### WHAT IS NEEDED
In the listing below, identify each line with the word "streaming" and return those lines.

### EXERCISE MATERIALS
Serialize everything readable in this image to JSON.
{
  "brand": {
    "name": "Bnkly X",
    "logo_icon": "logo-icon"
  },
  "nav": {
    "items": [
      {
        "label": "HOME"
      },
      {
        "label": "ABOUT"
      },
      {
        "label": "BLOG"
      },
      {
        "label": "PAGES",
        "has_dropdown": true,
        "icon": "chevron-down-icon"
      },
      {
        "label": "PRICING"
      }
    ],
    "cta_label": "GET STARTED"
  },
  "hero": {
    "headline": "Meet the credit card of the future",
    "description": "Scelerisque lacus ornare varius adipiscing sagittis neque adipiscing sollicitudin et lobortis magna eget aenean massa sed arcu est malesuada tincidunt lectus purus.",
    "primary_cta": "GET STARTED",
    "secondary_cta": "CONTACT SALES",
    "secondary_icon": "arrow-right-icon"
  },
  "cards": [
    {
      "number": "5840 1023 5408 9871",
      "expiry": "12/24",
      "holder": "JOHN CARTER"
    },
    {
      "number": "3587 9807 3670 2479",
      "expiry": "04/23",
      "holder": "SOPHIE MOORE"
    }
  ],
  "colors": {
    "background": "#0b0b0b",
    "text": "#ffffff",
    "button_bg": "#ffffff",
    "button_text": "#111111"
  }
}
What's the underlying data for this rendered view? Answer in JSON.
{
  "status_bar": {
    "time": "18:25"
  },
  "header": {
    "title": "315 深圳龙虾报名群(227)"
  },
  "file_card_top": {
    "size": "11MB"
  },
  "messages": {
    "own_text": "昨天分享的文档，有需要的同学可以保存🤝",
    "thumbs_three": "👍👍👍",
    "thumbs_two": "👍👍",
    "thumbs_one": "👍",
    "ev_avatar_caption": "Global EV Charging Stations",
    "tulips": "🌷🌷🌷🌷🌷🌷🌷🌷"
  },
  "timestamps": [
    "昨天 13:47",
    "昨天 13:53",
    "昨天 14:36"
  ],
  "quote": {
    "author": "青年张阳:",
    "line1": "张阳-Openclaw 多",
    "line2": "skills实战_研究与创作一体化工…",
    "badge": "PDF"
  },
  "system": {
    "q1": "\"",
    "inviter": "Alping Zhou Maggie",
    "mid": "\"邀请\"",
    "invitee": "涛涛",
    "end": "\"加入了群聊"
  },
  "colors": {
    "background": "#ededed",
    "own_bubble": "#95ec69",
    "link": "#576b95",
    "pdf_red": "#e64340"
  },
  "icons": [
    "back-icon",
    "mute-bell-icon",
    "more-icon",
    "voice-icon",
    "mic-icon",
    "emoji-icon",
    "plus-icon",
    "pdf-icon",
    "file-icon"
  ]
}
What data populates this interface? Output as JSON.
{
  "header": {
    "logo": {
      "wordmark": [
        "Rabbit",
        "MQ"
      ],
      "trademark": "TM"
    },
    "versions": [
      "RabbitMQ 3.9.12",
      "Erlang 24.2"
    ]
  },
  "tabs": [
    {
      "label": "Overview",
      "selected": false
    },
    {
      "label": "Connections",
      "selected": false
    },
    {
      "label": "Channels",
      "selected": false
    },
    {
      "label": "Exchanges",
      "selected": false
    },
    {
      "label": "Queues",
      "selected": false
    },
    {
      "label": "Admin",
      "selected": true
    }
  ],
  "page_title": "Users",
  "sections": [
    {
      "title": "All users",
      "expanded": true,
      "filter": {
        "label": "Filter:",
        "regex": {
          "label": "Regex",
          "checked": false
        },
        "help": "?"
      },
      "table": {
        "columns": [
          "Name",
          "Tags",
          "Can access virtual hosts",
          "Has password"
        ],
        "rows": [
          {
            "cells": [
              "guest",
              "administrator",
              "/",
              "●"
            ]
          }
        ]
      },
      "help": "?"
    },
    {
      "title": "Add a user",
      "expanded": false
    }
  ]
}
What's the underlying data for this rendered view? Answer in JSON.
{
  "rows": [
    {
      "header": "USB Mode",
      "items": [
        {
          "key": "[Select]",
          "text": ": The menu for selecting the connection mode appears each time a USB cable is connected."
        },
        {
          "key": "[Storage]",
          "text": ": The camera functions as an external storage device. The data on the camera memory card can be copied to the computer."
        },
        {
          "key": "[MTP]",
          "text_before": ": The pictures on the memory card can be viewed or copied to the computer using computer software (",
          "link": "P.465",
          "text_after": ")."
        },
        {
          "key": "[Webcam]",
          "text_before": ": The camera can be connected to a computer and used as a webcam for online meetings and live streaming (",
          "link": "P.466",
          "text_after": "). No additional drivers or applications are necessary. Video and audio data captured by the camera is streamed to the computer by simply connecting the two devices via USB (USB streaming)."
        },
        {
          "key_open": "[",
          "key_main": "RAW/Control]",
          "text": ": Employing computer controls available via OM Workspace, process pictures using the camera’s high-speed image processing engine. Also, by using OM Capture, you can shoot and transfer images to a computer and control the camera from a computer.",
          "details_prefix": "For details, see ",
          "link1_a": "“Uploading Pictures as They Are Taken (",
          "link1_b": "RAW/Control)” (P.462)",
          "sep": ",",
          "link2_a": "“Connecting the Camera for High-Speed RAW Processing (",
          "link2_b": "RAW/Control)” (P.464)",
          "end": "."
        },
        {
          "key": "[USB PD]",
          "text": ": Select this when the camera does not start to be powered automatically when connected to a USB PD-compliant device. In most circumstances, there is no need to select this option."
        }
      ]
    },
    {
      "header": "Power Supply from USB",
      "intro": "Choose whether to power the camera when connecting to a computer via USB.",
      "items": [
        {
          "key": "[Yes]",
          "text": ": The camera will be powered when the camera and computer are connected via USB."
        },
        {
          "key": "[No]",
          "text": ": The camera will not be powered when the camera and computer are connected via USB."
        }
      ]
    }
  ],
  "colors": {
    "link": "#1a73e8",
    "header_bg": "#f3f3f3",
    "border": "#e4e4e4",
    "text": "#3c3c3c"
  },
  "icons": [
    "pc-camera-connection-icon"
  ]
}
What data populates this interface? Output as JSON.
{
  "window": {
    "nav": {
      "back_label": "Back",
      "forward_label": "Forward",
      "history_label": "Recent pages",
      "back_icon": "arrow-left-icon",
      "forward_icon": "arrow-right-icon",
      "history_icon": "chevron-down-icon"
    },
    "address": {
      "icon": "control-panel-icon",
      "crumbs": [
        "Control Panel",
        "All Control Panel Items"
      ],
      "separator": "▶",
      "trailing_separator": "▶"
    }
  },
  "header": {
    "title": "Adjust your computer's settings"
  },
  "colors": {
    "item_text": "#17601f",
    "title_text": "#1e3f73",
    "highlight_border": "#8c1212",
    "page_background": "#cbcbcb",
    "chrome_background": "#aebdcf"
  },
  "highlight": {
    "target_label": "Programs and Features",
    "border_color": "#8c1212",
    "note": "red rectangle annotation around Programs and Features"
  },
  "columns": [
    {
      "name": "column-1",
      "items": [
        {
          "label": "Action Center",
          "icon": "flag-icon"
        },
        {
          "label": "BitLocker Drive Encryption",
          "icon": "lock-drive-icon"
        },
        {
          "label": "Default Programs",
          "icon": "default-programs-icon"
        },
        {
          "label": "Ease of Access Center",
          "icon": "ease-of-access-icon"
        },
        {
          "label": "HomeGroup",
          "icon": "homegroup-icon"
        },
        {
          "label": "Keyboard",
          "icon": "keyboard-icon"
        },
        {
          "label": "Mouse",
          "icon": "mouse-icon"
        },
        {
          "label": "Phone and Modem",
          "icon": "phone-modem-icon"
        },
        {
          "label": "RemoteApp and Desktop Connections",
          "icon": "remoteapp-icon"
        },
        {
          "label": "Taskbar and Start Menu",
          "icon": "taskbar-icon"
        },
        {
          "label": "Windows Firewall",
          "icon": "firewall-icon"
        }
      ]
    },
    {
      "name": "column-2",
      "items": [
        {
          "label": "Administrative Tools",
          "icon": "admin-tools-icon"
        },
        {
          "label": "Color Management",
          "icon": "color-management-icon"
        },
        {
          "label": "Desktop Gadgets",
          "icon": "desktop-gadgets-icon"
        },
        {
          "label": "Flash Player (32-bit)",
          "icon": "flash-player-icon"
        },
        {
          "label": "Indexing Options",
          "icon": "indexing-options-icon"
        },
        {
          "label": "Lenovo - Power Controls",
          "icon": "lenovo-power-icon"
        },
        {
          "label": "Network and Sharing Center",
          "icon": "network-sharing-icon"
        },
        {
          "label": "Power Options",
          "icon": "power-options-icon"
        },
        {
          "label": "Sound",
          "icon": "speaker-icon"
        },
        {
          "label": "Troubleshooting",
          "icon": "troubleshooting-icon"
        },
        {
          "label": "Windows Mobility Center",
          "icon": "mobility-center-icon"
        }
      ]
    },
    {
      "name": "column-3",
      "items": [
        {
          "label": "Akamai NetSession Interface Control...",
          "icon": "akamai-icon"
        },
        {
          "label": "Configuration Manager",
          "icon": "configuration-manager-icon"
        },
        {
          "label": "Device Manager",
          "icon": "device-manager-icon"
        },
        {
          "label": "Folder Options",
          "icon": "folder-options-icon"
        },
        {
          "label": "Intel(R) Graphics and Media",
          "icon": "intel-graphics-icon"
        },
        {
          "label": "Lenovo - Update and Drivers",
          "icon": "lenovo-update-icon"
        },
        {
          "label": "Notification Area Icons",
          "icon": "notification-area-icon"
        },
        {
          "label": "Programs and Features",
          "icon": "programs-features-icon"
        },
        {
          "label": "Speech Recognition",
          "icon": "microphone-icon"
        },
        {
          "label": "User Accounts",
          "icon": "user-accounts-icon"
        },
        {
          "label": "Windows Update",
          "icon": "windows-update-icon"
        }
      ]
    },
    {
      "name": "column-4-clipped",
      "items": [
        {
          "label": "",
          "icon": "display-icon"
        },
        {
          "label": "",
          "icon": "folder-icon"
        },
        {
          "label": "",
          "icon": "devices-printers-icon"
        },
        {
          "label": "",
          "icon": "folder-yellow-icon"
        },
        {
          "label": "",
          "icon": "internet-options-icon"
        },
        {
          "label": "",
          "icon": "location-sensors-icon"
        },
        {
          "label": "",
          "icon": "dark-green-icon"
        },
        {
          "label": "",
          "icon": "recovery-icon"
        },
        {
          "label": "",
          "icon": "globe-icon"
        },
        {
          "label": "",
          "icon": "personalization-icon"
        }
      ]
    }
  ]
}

### ANSWER TO THIS TASK
          "text_before": ": The camera can be connected to a computer and used as a webcam for online meetings and live streaming (",
          "text_after": "). No additional drivers or applications are necessary. Video and audio data captured by the camera is streamed to the computer by simply connecting the two devices via USB (USB streaming)."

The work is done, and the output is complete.